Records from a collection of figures
= = = =

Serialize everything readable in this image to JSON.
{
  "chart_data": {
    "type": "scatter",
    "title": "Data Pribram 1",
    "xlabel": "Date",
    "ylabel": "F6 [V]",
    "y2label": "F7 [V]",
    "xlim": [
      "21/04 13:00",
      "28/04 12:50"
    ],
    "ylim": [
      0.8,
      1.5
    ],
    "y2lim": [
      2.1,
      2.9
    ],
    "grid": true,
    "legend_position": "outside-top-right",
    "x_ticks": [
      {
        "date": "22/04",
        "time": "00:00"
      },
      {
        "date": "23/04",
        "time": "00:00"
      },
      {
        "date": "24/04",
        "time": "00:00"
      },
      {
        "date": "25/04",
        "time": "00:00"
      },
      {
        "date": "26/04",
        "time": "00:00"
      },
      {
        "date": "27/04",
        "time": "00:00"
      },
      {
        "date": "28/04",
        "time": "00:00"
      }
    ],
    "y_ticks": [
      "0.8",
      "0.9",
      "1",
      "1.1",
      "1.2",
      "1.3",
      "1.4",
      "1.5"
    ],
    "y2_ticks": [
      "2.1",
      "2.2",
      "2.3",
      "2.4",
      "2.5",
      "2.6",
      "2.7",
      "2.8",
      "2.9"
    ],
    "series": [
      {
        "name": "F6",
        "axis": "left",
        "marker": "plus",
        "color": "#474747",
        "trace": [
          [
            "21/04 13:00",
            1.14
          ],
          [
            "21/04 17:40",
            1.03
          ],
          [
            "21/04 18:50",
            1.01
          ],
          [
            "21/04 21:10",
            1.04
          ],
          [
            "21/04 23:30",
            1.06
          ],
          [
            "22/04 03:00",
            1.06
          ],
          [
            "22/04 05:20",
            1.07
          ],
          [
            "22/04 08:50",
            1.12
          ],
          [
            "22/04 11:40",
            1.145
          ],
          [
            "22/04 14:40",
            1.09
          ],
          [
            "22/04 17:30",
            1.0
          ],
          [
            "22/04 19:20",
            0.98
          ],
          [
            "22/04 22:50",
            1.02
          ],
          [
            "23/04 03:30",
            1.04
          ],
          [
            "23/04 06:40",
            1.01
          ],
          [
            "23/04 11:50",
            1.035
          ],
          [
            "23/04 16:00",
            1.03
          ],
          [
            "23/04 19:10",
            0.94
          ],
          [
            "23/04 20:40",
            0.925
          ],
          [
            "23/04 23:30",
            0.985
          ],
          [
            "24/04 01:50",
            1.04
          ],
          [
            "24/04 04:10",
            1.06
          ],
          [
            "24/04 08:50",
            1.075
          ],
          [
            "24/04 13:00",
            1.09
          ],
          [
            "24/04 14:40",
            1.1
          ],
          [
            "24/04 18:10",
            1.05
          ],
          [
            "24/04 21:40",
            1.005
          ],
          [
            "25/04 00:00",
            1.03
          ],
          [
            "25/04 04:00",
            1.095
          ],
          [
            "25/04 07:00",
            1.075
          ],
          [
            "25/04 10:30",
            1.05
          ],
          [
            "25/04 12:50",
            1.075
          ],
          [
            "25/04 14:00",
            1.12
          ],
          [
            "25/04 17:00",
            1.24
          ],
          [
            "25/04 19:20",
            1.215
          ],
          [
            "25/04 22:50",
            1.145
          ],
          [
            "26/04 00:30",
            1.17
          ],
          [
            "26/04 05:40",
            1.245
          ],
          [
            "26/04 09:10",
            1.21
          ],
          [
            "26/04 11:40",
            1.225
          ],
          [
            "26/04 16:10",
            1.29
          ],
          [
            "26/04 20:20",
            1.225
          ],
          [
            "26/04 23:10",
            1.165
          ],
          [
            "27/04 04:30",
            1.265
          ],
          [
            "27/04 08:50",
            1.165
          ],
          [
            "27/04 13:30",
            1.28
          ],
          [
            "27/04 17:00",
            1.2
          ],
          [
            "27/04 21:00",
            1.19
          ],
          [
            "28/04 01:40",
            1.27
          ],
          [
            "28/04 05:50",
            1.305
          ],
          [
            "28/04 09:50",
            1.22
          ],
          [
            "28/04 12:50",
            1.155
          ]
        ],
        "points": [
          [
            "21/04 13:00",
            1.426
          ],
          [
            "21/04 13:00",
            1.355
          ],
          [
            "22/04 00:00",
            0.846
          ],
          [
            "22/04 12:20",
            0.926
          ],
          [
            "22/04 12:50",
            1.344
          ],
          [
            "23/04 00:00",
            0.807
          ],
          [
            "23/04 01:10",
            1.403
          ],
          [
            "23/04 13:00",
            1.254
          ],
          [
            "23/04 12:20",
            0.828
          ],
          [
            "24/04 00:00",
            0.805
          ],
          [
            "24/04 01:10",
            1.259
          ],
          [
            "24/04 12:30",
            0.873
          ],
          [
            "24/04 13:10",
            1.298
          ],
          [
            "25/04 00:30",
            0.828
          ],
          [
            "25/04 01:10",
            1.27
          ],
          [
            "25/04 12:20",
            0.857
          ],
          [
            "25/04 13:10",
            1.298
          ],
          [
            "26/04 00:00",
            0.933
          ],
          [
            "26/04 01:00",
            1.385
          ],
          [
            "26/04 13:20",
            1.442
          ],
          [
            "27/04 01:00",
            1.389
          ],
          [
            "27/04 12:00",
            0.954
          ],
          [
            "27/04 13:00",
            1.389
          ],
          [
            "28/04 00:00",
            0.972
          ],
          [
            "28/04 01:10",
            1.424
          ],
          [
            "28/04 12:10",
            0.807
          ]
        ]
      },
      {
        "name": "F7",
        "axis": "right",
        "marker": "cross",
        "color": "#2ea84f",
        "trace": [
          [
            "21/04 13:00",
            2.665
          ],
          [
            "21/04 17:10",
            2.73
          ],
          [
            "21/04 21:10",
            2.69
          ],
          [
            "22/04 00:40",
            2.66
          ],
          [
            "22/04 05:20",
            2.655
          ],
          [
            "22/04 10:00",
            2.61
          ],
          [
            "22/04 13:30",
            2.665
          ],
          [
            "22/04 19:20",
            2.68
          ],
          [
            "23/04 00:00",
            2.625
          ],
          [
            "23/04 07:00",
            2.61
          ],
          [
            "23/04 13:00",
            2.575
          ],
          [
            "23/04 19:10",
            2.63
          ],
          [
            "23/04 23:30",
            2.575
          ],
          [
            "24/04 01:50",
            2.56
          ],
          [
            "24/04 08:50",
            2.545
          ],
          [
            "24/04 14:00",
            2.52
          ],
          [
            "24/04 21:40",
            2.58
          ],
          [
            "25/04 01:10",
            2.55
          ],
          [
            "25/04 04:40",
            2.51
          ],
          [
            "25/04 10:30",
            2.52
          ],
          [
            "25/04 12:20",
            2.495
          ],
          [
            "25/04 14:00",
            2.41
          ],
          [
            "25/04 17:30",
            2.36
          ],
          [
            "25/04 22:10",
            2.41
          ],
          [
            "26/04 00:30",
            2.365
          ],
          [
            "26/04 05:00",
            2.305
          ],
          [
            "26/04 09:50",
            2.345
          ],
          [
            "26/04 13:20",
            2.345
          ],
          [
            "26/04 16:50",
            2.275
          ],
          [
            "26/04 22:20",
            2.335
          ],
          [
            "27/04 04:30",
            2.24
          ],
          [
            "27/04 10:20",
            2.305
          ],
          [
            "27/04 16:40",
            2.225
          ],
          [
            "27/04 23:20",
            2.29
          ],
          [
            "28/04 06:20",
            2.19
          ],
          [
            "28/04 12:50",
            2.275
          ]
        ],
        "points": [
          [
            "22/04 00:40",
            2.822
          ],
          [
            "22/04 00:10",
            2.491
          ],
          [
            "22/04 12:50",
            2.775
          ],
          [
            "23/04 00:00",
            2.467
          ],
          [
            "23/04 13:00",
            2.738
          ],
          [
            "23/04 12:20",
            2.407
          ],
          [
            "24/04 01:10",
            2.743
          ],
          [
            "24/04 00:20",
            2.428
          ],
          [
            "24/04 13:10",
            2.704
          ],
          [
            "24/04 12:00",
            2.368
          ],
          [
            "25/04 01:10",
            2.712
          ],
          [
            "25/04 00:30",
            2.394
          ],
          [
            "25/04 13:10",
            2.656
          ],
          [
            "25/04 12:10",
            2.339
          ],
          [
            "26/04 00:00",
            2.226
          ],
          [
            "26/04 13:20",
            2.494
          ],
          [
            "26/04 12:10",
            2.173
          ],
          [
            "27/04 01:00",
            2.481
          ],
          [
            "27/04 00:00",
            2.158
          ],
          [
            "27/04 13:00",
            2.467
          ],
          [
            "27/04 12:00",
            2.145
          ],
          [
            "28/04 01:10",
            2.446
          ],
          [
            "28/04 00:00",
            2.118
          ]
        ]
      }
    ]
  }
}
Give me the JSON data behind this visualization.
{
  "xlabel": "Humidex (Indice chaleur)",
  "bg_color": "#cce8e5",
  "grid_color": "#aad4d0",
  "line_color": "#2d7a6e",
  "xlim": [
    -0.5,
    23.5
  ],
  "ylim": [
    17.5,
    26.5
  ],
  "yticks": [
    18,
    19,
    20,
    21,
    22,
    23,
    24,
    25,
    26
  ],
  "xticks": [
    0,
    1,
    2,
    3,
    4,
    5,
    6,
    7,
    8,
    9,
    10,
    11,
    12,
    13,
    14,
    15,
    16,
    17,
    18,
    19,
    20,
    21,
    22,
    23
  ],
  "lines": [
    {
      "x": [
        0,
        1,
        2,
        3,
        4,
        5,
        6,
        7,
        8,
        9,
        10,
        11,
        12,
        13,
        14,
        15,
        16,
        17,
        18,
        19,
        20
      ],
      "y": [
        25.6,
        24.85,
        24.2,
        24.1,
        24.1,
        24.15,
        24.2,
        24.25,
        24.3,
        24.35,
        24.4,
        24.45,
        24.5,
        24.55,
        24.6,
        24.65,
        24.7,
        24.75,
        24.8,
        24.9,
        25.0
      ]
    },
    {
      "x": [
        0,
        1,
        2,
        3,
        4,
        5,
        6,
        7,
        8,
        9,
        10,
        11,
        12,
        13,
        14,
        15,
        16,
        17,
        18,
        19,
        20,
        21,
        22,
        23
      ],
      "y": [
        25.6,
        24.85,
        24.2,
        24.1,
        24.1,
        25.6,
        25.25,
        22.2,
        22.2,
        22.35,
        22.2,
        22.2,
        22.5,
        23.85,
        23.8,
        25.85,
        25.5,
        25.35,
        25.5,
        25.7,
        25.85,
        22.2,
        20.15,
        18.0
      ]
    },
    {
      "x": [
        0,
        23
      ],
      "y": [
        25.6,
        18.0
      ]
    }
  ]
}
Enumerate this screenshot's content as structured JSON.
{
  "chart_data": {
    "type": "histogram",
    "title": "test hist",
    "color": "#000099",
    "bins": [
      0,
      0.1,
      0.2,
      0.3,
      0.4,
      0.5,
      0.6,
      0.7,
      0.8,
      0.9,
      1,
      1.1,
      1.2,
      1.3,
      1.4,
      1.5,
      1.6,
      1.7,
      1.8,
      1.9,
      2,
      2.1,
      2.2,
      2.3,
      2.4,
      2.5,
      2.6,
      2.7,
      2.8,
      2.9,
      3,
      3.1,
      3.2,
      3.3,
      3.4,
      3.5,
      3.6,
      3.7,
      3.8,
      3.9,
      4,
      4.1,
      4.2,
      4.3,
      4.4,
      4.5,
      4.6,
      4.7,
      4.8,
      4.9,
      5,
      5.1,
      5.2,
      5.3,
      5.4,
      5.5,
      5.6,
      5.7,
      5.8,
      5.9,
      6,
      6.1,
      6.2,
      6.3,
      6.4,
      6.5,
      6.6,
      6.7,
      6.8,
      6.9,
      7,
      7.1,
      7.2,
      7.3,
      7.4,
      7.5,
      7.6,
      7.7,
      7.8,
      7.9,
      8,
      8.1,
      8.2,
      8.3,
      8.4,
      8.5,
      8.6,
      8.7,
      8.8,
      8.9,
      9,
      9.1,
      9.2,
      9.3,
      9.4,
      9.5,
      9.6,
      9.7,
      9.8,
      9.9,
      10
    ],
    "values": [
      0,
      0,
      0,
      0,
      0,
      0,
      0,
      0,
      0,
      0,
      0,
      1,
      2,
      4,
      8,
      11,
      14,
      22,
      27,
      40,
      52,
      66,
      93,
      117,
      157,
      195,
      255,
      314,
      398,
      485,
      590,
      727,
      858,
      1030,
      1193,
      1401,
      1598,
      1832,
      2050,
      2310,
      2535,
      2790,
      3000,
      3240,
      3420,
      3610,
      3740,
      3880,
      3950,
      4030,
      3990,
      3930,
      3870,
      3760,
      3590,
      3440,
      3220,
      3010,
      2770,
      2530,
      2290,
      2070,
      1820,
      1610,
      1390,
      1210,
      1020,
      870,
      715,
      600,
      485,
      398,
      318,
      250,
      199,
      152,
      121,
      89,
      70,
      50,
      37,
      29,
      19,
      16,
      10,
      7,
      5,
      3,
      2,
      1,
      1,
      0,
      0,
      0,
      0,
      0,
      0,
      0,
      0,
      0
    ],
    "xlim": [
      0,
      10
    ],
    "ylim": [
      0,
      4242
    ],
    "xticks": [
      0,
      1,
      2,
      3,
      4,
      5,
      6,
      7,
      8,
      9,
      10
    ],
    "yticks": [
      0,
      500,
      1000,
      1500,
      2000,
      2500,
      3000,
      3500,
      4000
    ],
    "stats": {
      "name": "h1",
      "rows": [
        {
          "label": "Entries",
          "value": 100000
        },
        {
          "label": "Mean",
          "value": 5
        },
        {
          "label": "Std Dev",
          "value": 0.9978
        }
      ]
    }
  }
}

= = = =

Check each line of the records for the word "right" and extract those that contain it.

    "legend_position": "outside-top-right",
        "axis": "right",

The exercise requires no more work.